THE DATA:

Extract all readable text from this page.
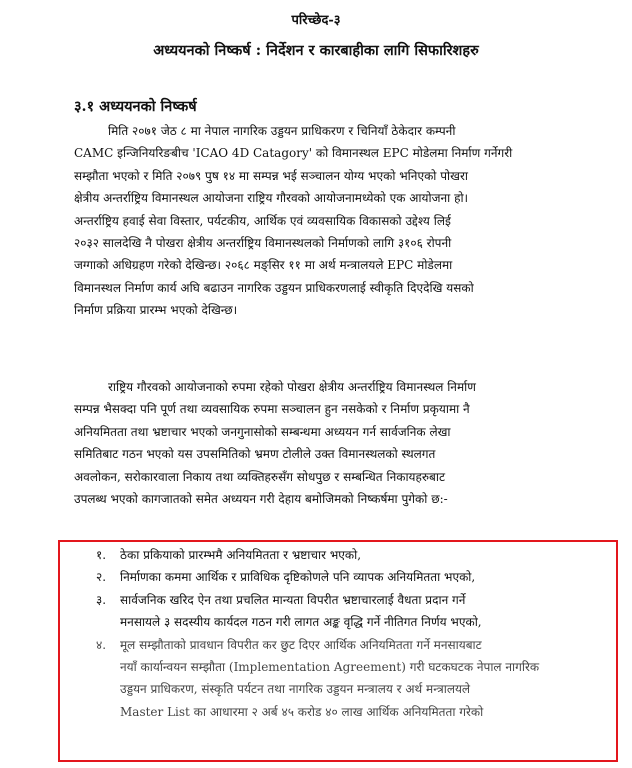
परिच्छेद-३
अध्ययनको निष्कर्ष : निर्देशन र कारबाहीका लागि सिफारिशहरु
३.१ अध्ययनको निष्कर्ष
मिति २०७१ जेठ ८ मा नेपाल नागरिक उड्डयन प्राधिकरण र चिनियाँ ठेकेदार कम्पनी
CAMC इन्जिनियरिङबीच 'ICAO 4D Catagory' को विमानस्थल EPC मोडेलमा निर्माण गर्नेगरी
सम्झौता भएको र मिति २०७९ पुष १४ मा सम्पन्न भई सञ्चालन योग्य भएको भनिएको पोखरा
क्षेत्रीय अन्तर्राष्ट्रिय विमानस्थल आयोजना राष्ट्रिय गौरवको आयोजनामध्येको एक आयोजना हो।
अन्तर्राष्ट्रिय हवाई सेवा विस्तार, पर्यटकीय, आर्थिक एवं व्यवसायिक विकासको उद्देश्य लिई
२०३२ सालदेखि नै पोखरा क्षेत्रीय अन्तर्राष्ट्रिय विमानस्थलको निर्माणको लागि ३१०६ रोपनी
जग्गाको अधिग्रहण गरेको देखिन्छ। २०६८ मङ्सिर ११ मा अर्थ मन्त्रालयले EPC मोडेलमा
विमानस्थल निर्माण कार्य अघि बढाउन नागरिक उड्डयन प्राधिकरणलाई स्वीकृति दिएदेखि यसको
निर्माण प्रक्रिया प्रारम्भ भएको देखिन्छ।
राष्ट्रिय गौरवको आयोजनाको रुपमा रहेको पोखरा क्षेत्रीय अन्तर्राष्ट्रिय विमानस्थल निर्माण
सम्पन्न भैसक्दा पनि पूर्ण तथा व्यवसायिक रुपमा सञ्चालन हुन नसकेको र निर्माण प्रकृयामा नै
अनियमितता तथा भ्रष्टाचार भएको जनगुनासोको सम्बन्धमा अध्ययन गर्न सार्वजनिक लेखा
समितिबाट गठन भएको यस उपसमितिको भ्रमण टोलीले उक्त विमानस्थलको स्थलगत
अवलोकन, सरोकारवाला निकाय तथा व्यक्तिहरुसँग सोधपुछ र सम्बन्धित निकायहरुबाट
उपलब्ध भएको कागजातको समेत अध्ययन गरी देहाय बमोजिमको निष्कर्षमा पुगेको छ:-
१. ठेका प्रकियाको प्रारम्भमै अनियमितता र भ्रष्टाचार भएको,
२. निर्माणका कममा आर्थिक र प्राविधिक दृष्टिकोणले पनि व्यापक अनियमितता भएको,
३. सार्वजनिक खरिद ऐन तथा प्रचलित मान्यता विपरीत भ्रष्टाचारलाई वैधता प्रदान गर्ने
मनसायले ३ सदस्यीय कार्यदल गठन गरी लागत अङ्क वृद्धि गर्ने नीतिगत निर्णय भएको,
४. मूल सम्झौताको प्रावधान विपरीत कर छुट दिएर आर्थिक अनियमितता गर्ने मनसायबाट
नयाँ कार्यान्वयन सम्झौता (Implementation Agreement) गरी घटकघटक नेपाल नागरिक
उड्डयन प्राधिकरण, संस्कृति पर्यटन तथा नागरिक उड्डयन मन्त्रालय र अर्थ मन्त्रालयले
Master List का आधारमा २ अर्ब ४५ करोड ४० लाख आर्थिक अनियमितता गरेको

YOUR TASK: All of the data above should be quoted exactly, except for the pictures.

RESULT OF THE EXERCISE:
Extract all readable text from this page.
परिच्छेद-३
अध्ययनको निष्कर्ष : निर्देशन र कारबाहीका लागि सिफारिशहरु
३.१ अध्ययनको निष्कर्ष
मिति २०७१ जेठ ८ मा नेपाल नागरिक उड्डयन प्राधिकरण र चिनियाँ ठेकेदार कम्पनी
CAMC इन्जिनियरिङबीच 'ICAO 4D Catagory' को विमानस्थल EPC मोडेलमा निर्माण गर्नेगरी
सम्झौता भएको र मिति २०७९ पुष १४ मा सम्पन्न भई सञ्चालन योग्य भएको भनिएको पोखरा
क्षेत्रीय अन्तर्राष्ट्रिय विमानस्थल आयोजना राष्ट्रिय गौरवको आयोजनामध्येको एक आयोजना हो।
अन्तर्राष्ट्रिय हवाई सेवा विस्तार, पर्यटकीय, आर्थिक एवं व्यवसायिक विकासको उद्देश्य लिई
२०३२ सालदेखि नै पोखरा क्षेत्रीय अन्तर्राष्ट्रिय विमानस्थलको निर्माणको लागि ३१०६ रोपनी
जग्गाको अधिग्रहण गरेको देखिन्छ। २०६८ मङ्सिर ११ मा अर्थ मन्त्रालयले EPC मोडेलमा
विमानस्थल निर्माण कार्य अघि बढाउन नागरिक उड्डयन प्राधिकरणलाई स्वीकृति दिएदेखि यसको
निर्माण प्रक्रिया प्रारम्भ भएको देखिन्छ।
राष्ट्रिय गौरवको आयोजनाको रुपमा रहेको पोखरा क्षेत्रीय अन्तर्राष्ट्रिय विमानस्थल निर्माण
सम्पन्न भैसक्दा पनि पूर्ण तथा व्यवसायिक रुपमा सञ्चालन हुन नसकेको र निर्माण प्रकृयामा नै
अनियमितता तथा भ्रष्टाचार भएको जनगुनासोको सम्बन्धमा अध्ययन गर्न सार्वजनिक लेखा
समितिबाट गठन भएको यस उपसमितिको भ्रमण टोलीले उक्त विमानस्थलको स्थलगत
अवलोकन, सरोकारवाला निकाय तथा व्यक्तिहरुसँग सोधपुछ र सम्बन्धित निकायहरुबाट
उपलब्ध भएको कागजातको समेत अध्ययन गरी देहाय बमोजिमको निष्कर्षमा पुगेको छ:-
१. ठेका प्रकियाको प्रारम्भमै अनियमितता र भ्रष्टाचार भएको,
२. निर्माणका कममा आर्थिक र प्राविधिक दृष्टिकोणले पनि व्यापक अनियमितता भएको,
३. सार्वजनिक खरिद ऐन तथा प्रचलित मान्यता विपरीत भ्रष्टाचारलाई वैधता प्रदान गर्ने
मनसायले ३ सदस्यीय कार्यदल गठन गरी लागत अङ्क वृद्धि गर्ने नीतिगत निर्णय भएको,
४. मूल सम्झौताको प्रावधान विपरीत कर छुट दिएर आर्थिक अनियमितता गर्ने मनसायबाट
नयाँ कार्यान्वयन सम्झौता (Implementation Agreement) गरी घटकघटक नेपाल नागरिक
उड्डयन प्राधिकरण, संस्कृति पर्यटन तथा नागरिक उड्डयन मन्त्रालय र अर्थ मन्त्रालयले
Master List का आधारमा २ अर्ब ४५ करोड ४० लाख आर्थिक अनियमितता गरेको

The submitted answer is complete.